Your task: Output the data below in full, character for character.

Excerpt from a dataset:
——————————

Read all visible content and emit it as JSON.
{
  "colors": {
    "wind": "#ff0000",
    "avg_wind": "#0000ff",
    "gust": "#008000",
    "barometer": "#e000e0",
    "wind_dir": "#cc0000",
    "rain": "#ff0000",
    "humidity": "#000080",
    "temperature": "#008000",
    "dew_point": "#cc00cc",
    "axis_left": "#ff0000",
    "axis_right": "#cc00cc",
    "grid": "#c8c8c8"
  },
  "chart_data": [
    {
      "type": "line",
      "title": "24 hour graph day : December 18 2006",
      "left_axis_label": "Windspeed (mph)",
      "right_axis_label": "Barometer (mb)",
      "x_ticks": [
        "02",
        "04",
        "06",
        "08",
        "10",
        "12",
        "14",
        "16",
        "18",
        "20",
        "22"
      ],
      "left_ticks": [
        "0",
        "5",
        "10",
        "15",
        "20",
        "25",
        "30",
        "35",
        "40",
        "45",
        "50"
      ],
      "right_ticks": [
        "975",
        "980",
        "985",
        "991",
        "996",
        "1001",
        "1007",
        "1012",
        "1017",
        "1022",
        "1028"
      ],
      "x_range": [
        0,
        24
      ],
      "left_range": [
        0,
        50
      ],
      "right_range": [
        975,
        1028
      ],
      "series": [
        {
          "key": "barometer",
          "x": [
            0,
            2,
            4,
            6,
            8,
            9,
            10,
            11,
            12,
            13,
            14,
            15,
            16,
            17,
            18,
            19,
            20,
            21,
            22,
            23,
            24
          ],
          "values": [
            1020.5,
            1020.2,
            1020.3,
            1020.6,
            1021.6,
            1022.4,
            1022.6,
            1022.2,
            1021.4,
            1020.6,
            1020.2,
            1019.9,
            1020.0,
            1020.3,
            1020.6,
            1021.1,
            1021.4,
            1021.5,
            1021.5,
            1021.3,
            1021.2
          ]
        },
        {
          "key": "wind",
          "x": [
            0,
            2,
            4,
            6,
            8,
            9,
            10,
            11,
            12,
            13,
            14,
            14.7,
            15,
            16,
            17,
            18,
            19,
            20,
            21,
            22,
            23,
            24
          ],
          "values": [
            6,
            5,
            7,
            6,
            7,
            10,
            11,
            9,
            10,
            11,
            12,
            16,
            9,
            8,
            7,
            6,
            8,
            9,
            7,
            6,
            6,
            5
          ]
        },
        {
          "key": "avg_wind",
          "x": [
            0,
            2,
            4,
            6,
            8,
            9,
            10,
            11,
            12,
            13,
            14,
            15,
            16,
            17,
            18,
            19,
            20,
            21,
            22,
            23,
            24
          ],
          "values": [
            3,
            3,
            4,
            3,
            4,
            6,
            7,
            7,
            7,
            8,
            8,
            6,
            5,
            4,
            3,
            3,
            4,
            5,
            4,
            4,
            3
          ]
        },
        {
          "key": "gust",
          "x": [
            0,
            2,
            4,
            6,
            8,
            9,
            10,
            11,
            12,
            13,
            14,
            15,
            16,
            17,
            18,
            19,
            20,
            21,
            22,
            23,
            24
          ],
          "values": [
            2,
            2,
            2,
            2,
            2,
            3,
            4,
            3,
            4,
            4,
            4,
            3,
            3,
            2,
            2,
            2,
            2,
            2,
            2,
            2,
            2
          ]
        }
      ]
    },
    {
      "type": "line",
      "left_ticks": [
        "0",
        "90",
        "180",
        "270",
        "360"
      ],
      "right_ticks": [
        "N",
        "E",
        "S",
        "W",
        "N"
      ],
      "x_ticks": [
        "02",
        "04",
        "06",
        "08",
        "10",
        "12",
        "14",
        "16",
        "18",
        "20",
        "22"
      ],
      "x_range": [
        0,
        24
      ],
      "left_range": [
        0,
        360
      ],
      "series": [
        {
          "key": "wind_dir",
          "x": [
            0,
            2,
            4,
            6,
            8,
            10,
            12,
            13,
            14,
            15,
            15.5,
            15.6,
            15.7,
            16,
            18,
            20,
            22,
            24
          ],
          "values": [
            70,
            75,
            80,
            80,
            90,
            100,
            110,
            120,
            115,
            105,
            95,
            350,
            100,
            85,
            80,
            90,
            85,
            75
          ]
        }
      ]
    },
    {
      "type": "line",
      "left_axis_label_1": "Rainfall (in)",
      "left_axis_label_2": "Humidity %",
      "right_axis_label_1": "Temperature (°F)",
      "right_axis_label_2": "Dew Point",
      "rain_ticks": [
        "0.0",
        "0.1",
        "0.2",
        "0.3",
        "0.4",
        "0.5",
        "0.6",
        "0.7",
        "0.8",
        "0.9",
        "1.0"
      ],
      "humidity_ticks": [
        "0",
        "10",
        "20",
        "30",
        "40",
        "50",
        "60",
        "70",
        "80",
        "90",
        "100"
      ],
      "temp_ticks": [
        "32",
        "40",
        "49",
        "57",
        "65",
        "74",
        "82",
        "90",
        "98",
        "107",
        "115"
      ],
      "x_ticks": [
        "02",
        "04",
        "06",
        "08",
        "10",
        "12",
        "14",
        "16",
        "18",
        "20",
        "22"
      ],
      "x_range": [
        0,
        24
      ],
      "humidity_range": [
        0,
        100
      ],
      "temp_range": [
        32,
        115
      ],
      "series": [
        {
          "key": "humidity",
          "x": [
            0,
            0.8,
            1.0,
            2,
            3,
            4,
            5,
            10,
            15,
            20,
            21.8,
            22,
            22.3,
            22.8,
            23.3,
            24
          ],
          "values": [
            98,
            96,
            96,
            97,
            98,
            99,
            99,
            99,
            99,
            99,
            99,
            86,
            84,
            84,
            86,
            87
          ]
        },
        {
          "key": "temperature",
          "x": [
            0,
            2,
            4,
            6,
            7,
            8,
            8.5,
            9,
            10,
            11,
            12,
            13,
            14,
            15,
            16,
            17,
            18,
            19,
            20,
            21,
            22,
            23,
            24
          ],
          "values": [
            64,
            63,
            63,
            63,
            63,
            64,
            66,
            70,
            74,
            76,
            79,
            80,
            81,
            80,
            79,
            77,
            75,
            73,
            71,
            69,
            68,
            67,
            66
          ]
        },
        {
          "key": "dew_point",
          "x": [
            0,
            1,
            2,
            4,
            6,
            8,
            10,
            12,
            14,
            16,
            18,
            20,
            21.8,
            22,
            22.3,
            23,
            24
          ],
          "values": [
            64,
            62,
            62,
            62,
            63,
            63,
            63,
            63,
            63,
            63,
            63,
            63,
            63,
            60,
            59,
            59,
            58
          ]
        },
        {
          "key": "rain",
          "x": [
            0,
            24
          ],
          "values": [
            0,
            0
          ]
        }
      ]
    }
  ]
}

——————————

Response:
Read all visible content and emit it as JSON.
{
  "colors": {
    "wind": "#ff0000",
    "avg_wind": "#0000ff",
    "gust": "#008000",
    "barometer": "#e000e0",
    "wind_dir": "#cc0000",
    "rain": "#ff0000",
    "humidity": "#000080",
    "temperature": "#008000",
    "dew_point": "#cc00cc",
    "axis_left": "#ff0000",
    "axis_right": "#cc00cc",
    "grid": "#c8c8c8"
  },
  "chart_data": [
    {
      "type": "line",
      "title": "24 hour graph day : December 18 2006",
      "left_axis_label": "Windspeed (mph)",
      "right_axis_label": "Barometer (mb)",
      "x_ticks": [
        "02",
        "04",
        "06",
        "08",
        "10",
        "12",
        "14",
        "16",
        "18",
        "20",
        "22"
      ],
      "left_ticks": [
        "0",
        "5",
        "10",
        "15",
        "20",
        "25",
        "30",
        "35",
        "40",
        "45",
        "50"
      ],
      "right_ticks": [
        "975",
        "980",
        "985",
        "991",
        "996",
        "1001",
        "1007",
        "1012",
        "1017",
        "1022",
        "1028"
      ],
      "x_range": [
        0,
        24
      ],
      "left_range": [
        0,
        50
      ],
      "right_range": [
        975,
        1028
      ],
      "series": [
        {
          "key": "barometer",
          "x": [
            0,
            2,
            4,
            6,
            8,
            9,
            10,
            11,
            12,
            13,
            14,
            15,
            16,
            17,
            18,
            19,
            20,
            21,
            22,
            23,
            24
          ],
          "values": [
            1020.5,
            1020.2,
            1020.3,
            1020.6,
            1021.6,
            1022.4,
            1022.6,
            1022.2,
            1021.4,
            1020.6,
            1020.2,
            1019.9,
            1020.0,
            1020.3,
            1020.6,
            1021.1,
            1021.4,
            1021.5,
            1021.5,
            1021.3,
            1021.2
          ]
        },
        {
          "key": "wind",
          "x": [
            0,
            2,
            4,
            6,
            8,
            9,
            10,
            11,
            12,
            13,
            14,
            14.7,
            15,
            16,
            17,
            18,
            19,
            20,
            21,
            22,
            23,
            24
          ],
          "values": [
            6,
            5,
            7,
            6,
            7,
            10,
            11,
            9,
            10,
            11,
            12,
            16,
            9,
            8,
            7,
            6,
            8,
            9,
            7,
            6,
            6,
            5
          ]
        },
        {
          "key": "avg_wind",
          "x": [
            0,
            2,
            4,
            6,
            8,
            9,
            10,
            11,
            12,
            13,
            14,
            15,
            16,
            17,
            18,
            19,
            20,
            21,
            22,
            23,
            24
          ],
          "values": [
            3,
            3,
            4,
            3,
            4,
            6,
            7,
            7,
            7,
            8,
            8,
            6,
            5,
            4,
            3,
            3,
            4,
            5,
            4,
            4,
            3
          ]
        },
        {
          "key": "gust",
          "x": [
            0,
            2,
            4,
            6,
            8,
            9,
            10,
            11,
            12,
            13,
            14,
            15,
            16,
            17,
            18,
            19,
            20,
            21,
            22,
            23,
            24
          ],
          "values": [
            2,
            2,
            2,
            2,
            2,
            3,
            4,
            3,
            4,
            4,
            4,
            3,
            3,
            2,
            2,
            2,
            2,
            2,
            2,
            2,
            2
          ]
        }
      ]
    },
    {
      "type": "line",
      "left_ticks": [
        "0",
        "90",
        "180",
        "270",
        "360"
      ],
      "right_ticks": [
        "N",
        "E",
        "S",
        "W",
        "N"
      ],
      "x_ticks": [
        "02",
        "04",
        "06",
        "08",
        "10",
        "12",
        "14",
        "16",
        "18",
        "20",
        "22"
      ],
      "x_range": [
        0,
        24
      ],
      "left_range": [
        0,
        360
      ],
      "series": [
        {
          "key": "wind_dir",
          "x": [
            0,
            2,
            4,
            6,
            8,
            10,
            12,
            13,
            14,
            15,
            15.5,
            15.6,
            15.7,
            16,
            18,
            20,
            22,
            24
          ],
          "values": [
            70,
            75,
            80,
            80,
            90,
            100,
            110,
            120,
            115,
            105,
            95,
            350,
            100,
            85,
            80,
            90,
            85,
            75
          ]
        }
      ]
    },
    {
      "type": "line",
      "left_axis_label_1": "Rainfall (in)",
      "left_axis_label_2": "Humidity %",
      "right_axis_label_1": "Temperature (°F)",
      "right_axis_label_2": "Dew Point",
      "rain_ticks": [
        "0.0",
        "0.1",
        "0.2",
        "0.3",
        "0.4",
        "0.5",
        "0.6",
        "0.7",
        "0.8",
        "0.9",
        "1.0"
      ],
      "humidity_ticks": [
        "0",
        "10",
        "20",
        "30",
        "40",
        "50",
        "60",
        "70",
        "80",
        "90",
        "100"
      ],
      "temp_ticks": [
        "32",
        "40",
        "49",
        "57",
        "65",
        "74",
        "82",
        "90",
        "98",
        "107",
        "115"
      ],
      "x_ticks": [
        "02",
        "04",
        "06",
        "08",
        "10",
        "12",
        "14",
        "16",
        "18",
        "20",
        "22"
      ],
      "x_range": [
        0,
        24
      ],
      "humidity_range": [
        0,
        100
      ],
      "temp_range": [
        32,
        115
      ],
      "series": [
        {
          "key": "humidity",
          "x": [
            0,
            0.8,
            1.0,
            2,
            3,
            4,
            5,
            10,
            15,
            20,
            21.8,
            22,
            22.3,
            22.8,
            23.3,
            24
          ],
          "values": [
            98,
            96,
            96,
            97,
            98,
            99,
            99,
            99,
            99,
            99,
            99,
            86,
            84,
            84,
            86,
            87
          ]
        },
        {
          "key": "temperature",
          "x": [
            0,
            2,
            4,
            6,
            7,
            8,
            8.5,
            9,
            10,
            11,
            12,
            13,
            14,
            15,
            16,
            17,
            18,
            19,
            20,
            21,
            22,
            23,
            24
          ],
          "values": [
            64,
            63,
            63,
            63,
            63,
            64,
            66,
            70,
            74,
            76,
            79,
            80,
            81,
            80,
            79,
            77,
            75,
            73,
            71,
            69,
            68,
            67,
            66
          ]
        },
        {
          "key": "dew_point",
          "x": [
            0,
            1,
            2,
            4,
            6,
            8,
            10,
            12,
            14,
            16,
            18,
            20,
            21.8,
            22,
            22.3,
            23,
            24
          ],
          "values": [
            64,
            62,
            62,
            62,
            63,
            63,
            63,
            63,
            63,
            63,
            63,
            63,
            63,
            60,
            59,
            59,
            58
          ]
        },
        {
          "key": "rain",
          "x": [
            0,
            24
          ],
          "values": [
            0,
            0
          ]
        }
      ]
    }
  ]
}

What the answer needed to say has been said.